▶ _TASK STATEMENT_
Search the records that follow and extract every line containing the string "Calixto".

▶ _AVAILABLE DATA_

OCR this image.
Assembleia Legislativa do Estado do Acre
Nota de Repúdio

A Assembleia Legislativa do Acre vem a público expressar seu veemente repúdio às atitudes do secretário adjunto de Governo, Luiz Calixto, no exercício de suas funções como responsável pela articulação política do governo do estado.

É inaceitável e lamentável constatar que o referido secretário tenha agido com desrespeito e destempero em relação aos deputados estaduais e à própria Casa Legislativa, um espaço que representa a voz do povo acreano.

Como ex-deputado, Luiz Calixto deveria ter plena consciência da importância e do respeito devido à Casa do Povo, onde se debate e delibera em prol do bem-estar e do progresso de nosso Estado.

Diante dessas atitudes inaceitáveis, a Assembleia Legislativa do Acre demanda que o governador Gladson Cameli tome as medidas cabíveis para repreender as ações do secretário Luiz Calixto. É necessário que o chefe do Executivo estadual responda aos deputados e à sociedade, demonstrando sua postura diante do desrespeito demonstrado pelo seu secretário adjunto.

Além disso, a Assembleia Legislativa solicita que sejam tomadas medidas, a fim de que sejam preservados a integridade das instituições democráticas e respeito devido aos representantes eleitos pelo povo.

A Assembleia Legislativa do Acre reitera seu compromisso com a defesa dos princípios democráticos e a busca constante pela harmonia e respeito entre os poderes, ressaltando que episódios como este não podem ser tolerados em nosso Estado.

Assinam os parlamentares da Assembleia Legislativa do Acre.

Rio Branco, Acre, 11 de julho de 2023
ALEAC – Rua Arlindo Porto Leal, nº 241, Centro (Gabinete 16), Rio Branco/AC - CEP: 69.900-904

---

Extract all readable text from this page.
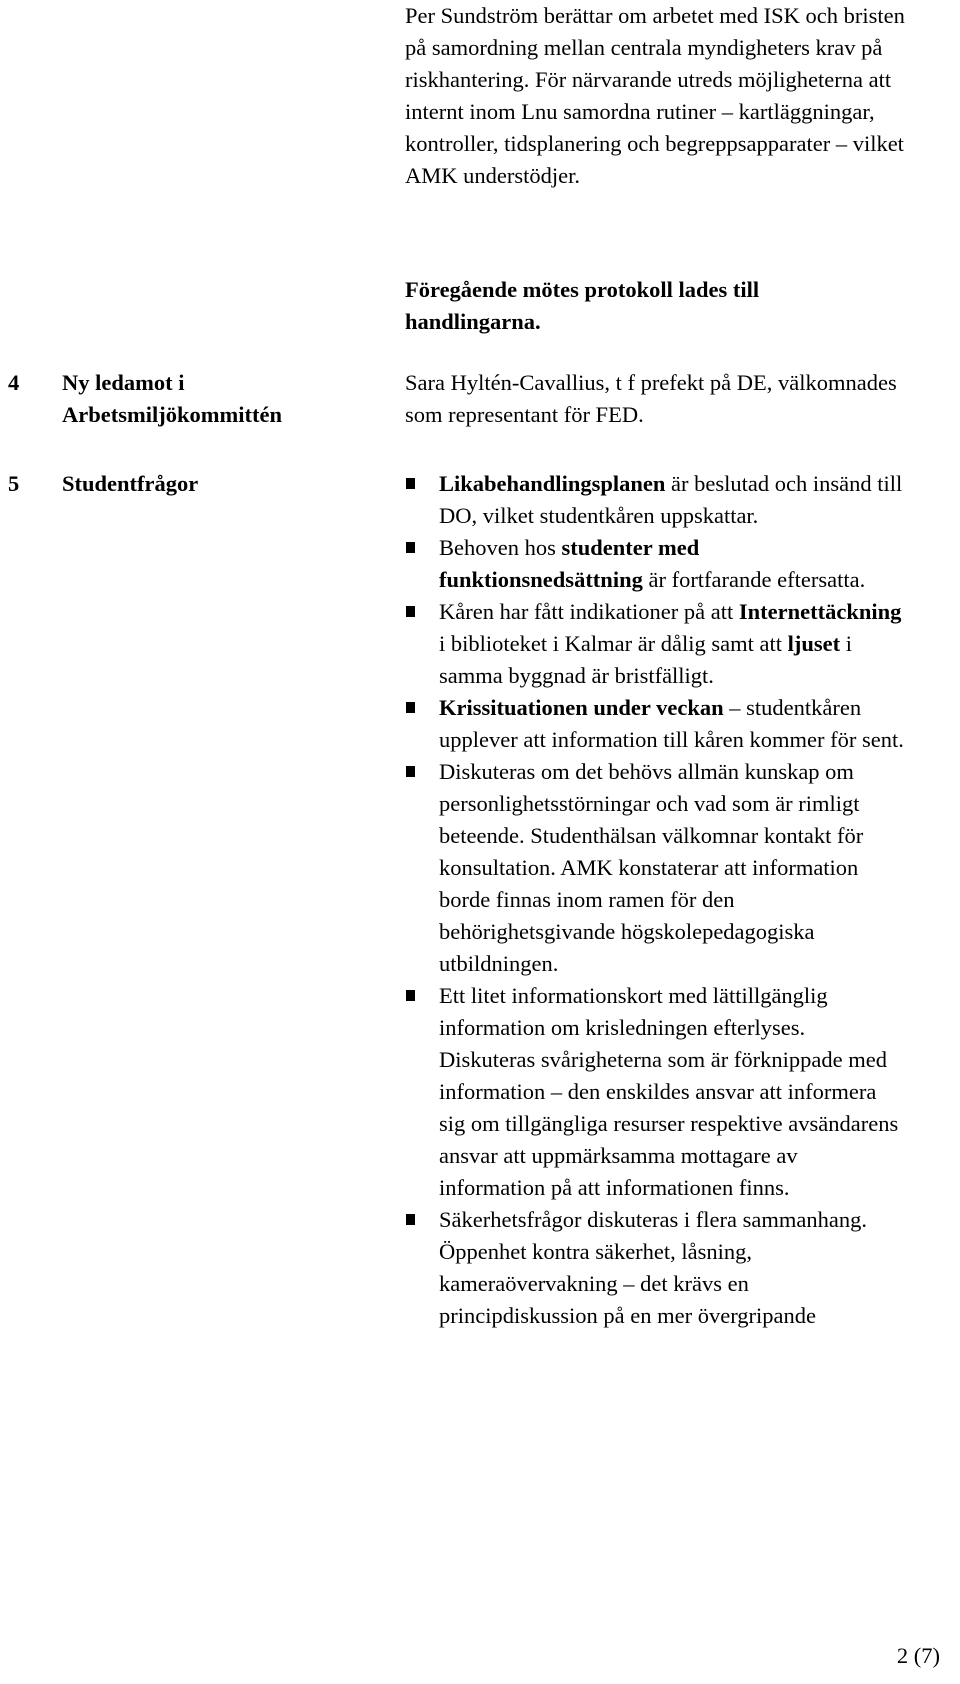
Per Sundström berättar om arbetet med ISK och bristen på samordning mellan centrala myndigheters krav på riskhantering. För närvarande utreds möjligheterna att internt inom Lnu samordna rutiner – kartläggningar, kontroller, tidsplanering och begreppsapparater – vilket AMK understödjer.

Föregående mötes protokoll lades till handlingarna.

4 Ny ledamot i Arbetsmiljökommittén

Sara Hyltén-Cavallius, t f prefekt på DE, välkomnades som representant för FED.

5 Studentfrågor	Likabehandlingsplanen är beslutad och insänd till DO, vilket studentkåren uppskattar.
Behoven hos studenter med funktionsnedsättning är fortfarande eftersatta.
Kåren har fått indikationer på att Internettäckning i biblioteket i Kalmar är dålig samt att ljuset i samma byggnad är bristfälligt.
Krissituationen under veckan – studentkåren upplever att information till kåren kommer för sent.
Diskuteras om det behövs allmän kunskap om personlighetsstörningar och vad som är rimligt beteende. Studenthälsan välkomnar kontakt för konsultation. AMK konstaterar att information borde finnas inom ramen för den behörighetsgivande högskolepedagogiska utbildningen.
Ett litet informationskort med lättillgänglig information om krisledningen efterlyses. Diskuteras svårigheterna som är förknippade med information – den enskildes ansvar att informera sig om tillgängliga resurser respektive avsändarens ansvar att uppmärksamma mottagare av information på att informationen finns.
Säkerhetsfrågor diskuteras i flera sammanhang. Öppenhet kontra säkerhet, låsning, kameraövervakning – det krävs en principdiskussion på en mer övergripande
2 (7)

▶ _COMPLETE RESPONSE_
A Assembleia Legislativa do Acre vem a público expressar seu veemente repúdio às atitudes do secretário adjunto de Governo, Luiz Calixto, no exercício de suas funções como responsável pela articulação política do governo do estado.
Como ex-deputado, Luiz Calixto deveria ter plena consciência da importância e do respeito devido à Casa do Povo, onde se debate e delibera em prol do bem-estar e do progresso de nosso Estado.
Diante dessas atitudes inaceitáveis, a Assembleia Legislativa do Acre demanda que o governador Gladson Cameli tome as medidas cabíveis para repreender as ações do secretário Luiz Calixto. É necessário que o chefe do Executivo estadual responda aos deputados e à sociedade, demonstrando sua postura diante do desrespeito demonstrado pelo seu secretário adjunto.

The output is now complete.